Output the material beneath exactly, leaving nothing out.

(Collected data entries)

########################################

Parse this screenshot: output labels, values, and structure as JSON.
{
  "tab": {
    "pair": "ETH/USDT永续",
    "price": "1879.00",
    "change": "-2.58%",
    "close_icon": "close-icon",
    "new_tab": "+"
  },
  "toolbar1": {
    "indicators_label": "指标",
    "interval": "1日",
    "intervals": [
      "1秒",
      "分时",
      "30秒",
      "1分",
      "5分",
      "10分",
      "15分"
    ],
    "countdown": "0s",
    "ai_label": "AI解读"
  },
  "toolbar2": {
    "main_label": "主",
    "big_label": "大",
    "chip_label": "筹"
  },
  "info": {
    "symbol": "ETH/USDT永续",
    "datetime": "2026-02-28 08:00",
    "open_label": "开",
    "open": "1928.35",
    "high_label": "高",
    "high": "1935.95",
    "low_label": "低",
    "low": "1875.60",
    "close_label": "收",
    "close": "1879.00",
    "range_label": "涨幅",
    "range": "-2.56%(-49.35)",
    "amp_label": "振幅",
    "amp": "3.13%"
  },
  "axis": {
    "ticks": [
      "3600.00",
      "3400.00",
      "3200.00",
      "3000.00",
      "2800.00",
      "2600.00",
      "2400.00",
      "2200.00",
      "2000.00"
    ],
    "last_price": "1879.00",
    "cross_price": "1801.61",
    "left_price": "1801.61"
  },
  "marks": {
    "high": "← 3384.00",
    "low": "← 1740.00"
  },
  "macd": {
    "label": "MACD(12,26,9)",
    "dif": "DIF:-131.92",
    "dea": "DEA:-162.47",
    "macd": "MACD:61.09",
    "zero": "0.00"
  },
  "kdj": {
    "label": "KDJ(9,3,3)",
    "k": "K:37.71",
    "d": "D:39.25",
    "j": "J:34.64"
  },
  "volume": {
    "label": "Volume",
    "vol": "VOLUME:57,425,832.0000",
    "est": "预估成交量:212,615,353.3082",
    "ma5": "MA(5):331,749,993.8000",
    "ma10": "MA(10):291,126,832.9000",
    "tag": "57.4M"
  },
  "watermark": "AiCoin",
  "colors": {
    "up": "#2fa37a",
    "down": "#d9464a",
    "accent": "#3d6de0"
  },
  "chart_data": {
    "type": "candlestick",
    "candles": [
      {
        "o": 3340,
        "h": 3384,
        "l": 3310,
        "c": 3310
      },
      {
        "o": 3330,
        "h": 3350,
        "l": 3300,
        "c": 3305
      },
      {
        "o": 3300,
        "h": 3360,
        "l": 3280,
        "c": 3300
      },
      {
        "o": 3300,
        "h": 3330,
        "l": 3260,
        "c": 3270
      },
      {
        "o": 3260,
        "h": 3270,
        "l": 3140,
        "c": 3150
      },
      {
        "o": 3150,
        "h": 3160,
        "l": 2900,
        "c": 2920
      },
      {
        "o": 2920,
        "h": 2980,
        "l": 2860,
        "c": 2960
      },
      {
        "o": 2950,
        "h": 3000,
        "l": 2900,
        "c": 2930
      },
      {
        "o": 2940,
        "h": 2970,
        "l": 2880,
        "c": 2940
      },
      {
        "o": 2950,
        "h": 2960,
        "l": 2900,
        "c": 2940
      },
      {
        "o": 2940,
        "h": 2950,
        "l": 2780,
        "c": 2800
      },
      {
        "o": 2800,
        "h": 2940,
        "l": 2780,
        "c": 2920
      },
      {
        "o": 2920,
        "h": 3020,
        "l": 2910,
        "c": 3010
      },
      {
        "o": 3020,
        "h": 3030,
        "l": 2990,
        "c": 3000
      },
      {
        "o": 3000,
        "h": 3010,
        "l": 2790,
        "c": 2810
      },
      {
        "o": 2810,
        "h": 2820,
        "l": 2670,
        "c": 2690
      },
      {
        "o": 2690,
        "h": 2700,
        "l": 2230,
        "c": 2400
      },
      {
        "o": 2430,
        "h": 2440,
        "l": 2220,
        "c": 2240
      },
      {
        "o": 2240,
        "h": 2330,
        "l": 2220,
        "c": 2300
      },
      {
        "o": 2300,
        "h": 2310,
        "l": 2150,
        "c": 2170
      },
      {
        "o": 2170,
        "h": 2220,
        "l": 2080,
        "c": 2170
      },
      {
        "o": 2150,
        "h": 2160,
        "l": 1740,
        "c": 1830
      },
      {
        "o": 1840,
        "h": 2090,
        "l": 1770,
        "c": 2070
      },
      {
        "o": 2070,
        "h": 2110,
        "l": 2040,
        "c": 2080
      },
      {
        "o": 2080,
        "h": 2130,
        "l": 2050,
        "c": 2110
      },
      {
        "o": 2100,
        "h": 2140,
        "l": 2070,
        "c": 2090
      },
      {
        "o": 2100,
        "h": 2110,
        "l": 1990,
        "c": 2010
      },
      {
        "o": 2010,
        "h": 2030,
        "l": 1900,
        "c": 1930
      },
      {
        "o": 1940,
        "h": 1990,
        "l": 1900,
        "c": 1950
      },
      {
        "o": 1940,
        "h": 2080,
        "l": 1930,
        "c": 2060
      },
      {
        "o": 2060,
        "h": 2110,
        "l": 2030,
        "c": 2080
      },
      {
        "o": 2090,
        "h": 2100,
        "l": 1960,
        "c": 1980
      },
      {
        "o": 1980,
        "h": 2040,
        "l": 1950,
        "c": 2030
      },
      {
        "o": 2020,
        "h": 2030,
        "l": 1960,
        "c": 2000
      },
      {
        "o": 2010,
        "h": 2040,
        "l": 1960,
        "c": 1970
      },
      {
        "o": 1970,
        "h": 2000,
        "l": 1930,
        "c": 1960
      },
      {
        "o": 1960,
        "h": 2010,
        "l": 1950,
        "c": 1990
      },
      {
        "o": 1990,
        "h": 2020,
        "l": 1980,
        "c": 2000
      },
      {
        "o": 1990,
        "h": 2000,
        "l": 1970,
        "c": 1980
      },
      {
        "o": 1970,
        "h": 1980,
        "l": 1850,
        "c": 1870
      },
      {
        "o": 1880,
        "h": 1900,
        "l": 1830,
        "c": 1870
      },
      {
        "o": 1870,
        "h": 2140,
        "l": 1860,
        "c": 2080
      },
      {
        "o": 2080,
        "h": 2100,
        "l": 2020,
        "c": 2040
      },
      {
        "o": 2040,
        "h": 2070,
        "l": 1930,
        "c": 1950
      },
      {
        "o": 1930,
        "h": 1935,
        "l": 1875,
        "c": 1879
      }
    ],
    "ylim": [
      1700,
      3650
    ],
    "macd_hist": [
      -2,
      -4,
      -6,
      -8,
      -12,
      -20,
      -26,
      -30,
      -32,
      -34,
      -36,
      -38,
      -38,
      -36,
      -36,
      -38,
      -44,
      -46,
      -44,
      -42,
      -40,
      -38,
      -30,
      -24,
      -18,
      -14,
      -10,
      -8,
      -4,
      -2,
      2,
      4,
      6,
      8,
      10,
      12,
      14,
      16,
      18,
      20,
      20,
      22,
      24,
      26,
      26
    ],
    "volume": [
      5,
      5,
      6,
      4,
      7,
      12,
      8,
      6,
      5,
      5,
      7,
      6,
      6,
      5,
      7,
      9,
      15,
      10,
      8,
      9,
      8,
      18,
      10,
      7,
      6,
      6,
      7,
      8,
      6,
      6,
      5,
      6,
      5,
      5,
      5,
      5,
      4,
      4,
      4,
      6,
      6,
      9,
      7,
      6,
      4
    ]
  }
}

########################################

**OUTPUT OF THE EXERCISE**
Parse this screenshot: output labels, values, and structure as JSON.
{
  "tab": {
    "pair": "ETH/USDT永续",
    "price": "1879.00",
    "change": "-2.58%",
    "close_icon": "close-icon",
    "new_tab": "+"
  },
  "toolbar1": {
    "indicators_label": "指标",
    "interval": "1日",
    "intervals": [
      "1秒",
      "分时",
      "30秒",
      "1分",
      "5分",
      "10分",
      "15分"
    ],
    "countdown": "0s",
    "ai_label": "AI解读"
  },
  "toolbar2": {
    "main_label": "主",
    "big_label": "大",
    "chip_label": "筹"
  },
  "info": {
    "symbol": "ETH/USDT永续",
    "datetime": "2026-02-28 08:00",
    "open_label": "开",
    "open": "1928.35",
    "high_label": "高",
    "high": "1935.95",
    "low_label": "低",
    "low": "1875.60",
    "close_label": "收",
    "close": "1879.00",
    "range_label": "涨幅",
    "range": "-2.56%(-49.35)",
    "amp_label": "振幅",
    "amp": "3.13%"
  },
  "axis": {
    "ticks": [
      "3600.00",
      "3400.00",
      "3200.00",
      "3000.00",
      "2800.00",
      "2600.00",
      "2400.00",
      "2200.00",
      "2000.00"
    ],
    "last_price": "1879.00",
    "cross_price": "1801.61",
    "left_price": "1801.61"
  },
  "marks": {
    "high": "← 3384.00",
    "low": "← 1740.00"
  },
  "macd": {
    "label": "MACD(12,26,9)",
    "dif": "DIF:-131.92",
    "dea": "DEA:-162.47",
    "macd": "MACD:61.09",
    "zero": "0.00"
  },
  "kdj": {
    "label": "KDJ(9,3,3)",
    "k": "K:37.71",
    "d": "D:39.25",
    "j": "J:34.64"
  },
  "volume": {
    "label": "Volume",
    "vol": "VOLUME:57,425,832.0000",
    "est": "预估成交量:212,615,353.3082",
    "ma5": "MA(5):331,749,993.8000",
    "ma10": "MA(10):291,126,832.9000",
    "tag": "57.4M"
  },
  "watermark": "AiCoin",
  "colors": {
    "up": "#2fa37a",
    "down": "#d9464a",
    "accent": "#3d6de0"
  },
  "chart_data": {
    "type": "candlestick",
    "candles": [
      {
        "o": 3340,
        "h": 3384,
        "l": 3310,
        "c": 3310
      },
      {
        "o": 3330,
        "h": 3350,
        "l": 3300,
        "c": 3305
      },
      {
        "o": 3300,
        "h": 3360,
        "l": 3280,
        "c": 3300
      },
      {
        "o": 3300,
        "h": 3330,
        "l": 3260,
        "c": 3270
      },
      {
        "o": 3260,
        "h": 3270,
        "l": 3140,
        "c": 3150
      },
      {
        "o": 3150,
        "h": 3160,
        "l": 2900,
        "c": 2920
      },
      {
        "o": 2920,
        "h": 2980,
        "l": 2860,
        "c": 2960
      },
      {
        "o": 2950,
        "h": 3000,
        "l": 2900,
        "c": 2930
      },
      {
        "o": 2940,
        "h": 2970,
        "l": 2880,
        "c": 2940
      },
      {
        "o": 2950,
        "h": 2960,
        "l": 2900,
        "c": 2940
      },
      {
        "o": 2940,
        "h": 2950,
        "l": 2780,
        "c": 2800
      },
      {
        "o": 2800,
        "h": 2940,
        "l": 2780,
        "c": 2920
      },
      {
        "o": 2920,
        "h": 3020,
        "l": 2910,
        "c": 3010
      },
      {
        "o": 3020,
        "h": 3030,
        "l": 2990,
        "c": 3000
      },
      {
        "o": 3000,
        "h": 3010,
        "l": 2790,
        "c": 2810
      },
      {
        "o": 2810,
        "h": 2820,
        "l": 2670,
        "c": 2690
      },
      {
        "o": 2690,
        "h": 2700,
        "l": 2230,
        "c": 2400
      },
      {
        "o": 2430,
        "h": 2440,
        "l": 2220,
        "c": 2240
      },
      {
        "o": 2240,
        "h": 2330,
        "l": 2220,
        "c": 2300
      },
      {
        "o": 2300,
        "h": 2310,
        "l": 2150,
        "c": 2170
      },
      {
        "o": 2170,
        "h": 2220,
        "l": 2080,
        "c": 2170
      },
      {
        "o": 2150,
        "h": 2160,
        "l": 1740,
        "c": 1830
      },
      {
        "o": 1840,
        "h": 2090,
        "l": 1770,
        "c": 2070
      },
      {
        "o": 2070,
        "h": 2110,
        "l": 2040,
        "c": 2080
      },
      {
        "o": 2080,
        "h": 2130,
        "l": 2050,
        "c": 2110
      },
      {
        "o": 2100,
        "h": 2140,
        "l": 2070,
        "c": 2090
      },
      {
        "o": 2100,
        "h": 2110,
        "l": 1990,
        "c": 2010
      },
      {
        "o": 2010,
        "h": 2030,
        "l": 1900,
        "c": 1930
      },
      {
        "o": 1940,
        "h": 1990,
        "l": 1900,
        "c": 1950
      },
      {
        "o": 1940,
        "h": 2080,
        "l": 1930,
        "c": 2060
      },
      {
        "o": 2060,
        "h": 2110,
        "l": 2030,
        "c": 2080
      },
      {
        "o": 2090,
        "h": 2100,
        "l": 1960,
        "c": 1980
      },
      {
        "o": 1980,
        "h": 2040,
        "l": 1950,
        "c": 2030
      },
      {
        "o": 2020,
        "h": 2030,
        "l": 1960,
        "c": 2000
      },
      {
        "o": 2010,
        "h": 2040,
        "l": 1960,
        "c": 1970
      },
      {
        "o": 1970,
        "h": 2000,
        "l": 1930,
        "c": 1960
      },
      {
        "o": 1960,
        "h": 2010,
        "l": 1950,
        "c": 1990
      },
      {
        "o": 1990,
        "h": 2020,
        "l": 1980,
        "c": 2000
      },
      {
        "o": 1990,
        "h": 2000,
        "l": 1970,
        "c": 1980
      },
      {
        "o": 1970,
        "h": 1980,
        "l": 1850,
        "c": 1870
      },
      {
        "o": 1880,
        "h": 1900,
        "l": 1830,
        "c": 1870
      },
      {
        "o": 1870,
        "h": 2140,
        "l": 1860,
        "c": 2080
      },
      {
        "o": 2080,
        "h": 2100,
        "l": 2020,
        "c": 2040
      },
      {
        "o": 2040,
        "h": 2070,
        "l": 1930,
        "c": 1950
      },
      {
        "o": 1930,
        "h": 1935,
        "l": 1875,
        "c": 1879
      }
    ],
    "ylim": [
      1700,
      3650
    ],
    "macd_hist": [
      -2,
      -4,
      -6,
      -8,
      -12,
      -20,
      -26,
      -30,
      -32,
      -34,
      -36,
      -38,
      -38,
      -36,
      -36,
      -38,
      -44,
      -46,
      -44,
      -42,
      -40,
      -38,
      -30,
      -24,
      -18,
      -14,
      -10,
      -8,
      -4,
      -2,
      2,
      4,
      6,
      8,
      10,
      12,
      14,
      16,
      18,
      20,
      20,
      22,
      24,
      26,
      26
    ],
    "volume": [
      5,
      5,
      6,
      4,
      7,
      12,
      8,
      6,
      5,
      5,
      7,
      6,
      6,
      5,
      7,
      9,
      15,
      10,
      8,
      9,
      8,
      18,
      10,
      7,
      6,
      6,
      7,
      8,
      6,
      6,
      5,
      6,
      5,
      5,
      5,
      5,
      4,
      4,
      4,
      6,
      6,
      9,
      7,
      6,
      4
    ]
  }
}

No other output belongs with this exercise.